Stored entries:
____________

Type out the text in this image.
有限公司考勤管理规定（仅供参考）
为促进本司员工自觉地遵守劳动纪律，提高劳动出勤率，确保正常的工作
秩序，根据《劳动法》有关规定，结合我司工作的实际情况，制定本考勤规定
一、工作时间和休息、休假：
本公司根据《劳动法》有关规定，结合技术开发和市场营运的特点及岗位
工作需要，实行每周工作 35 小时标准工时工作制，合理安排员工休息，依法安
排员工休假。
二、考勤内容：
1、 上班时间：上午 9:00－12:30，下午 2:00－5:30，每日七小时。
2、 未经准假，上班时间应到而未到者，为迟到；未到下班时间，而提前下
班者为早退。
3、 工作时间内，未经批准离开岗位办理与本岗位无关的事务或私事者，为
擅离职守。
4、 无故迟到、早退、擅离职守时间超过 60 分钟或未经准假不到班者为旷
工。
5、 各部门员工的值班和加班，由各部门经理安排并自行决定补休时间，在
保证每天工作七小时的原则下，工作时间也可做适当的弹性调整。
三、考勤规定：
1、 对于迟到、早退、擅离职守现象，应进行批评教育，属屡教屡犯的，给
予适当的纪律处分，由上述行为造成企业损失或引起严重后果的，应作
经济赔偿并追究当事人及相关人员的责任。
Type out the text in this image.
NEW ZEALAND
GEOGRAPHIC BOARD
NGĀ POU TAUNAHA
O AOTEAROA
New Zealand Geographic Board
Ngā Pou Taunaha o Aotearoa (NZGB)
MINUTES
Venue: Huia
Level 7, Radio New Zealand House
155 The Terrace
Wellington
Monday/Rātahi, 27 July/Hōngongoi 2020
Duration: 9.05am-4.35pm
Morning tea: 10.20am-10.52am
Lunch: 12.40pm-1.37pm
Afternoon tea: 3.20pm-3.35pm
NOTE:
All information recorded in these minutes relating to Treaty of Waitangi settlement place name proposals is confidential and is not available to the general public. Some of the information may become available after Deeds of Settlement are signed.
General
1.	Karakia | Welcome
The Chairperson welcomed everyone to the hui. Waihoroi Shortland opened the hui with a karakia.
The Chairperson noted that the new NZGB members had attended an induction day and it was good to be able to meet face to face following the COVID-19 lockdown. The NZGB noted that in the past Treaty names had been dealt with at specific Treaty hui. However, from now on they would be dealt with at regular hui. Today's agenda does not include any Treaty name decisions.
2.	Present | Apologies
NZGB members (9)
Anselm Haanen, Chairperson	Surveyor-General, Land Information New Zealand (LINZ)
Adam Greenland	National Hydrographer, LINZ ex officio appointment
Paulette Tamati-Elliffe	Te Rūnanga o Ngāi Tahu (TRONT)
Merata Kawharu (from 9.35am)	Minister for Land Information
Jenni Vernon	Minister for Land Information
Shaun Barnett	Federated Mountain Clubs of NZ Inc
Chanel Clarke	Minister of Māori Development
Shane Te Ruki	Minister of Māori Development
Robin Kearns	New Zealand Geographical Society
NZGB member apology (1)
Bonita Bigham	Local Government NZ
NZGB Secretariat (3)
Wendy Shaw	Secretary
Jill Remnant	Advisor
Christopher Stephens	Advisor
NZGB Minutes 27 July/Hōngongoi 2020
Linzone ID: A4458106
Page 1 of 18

____________

Among the records above, find each line holding the string "Development" and pull it out.

**THE SOLUTION:**
Chanel Clarke	Minister of Māori Development
Shane Te Ruki	Minister of Māori Development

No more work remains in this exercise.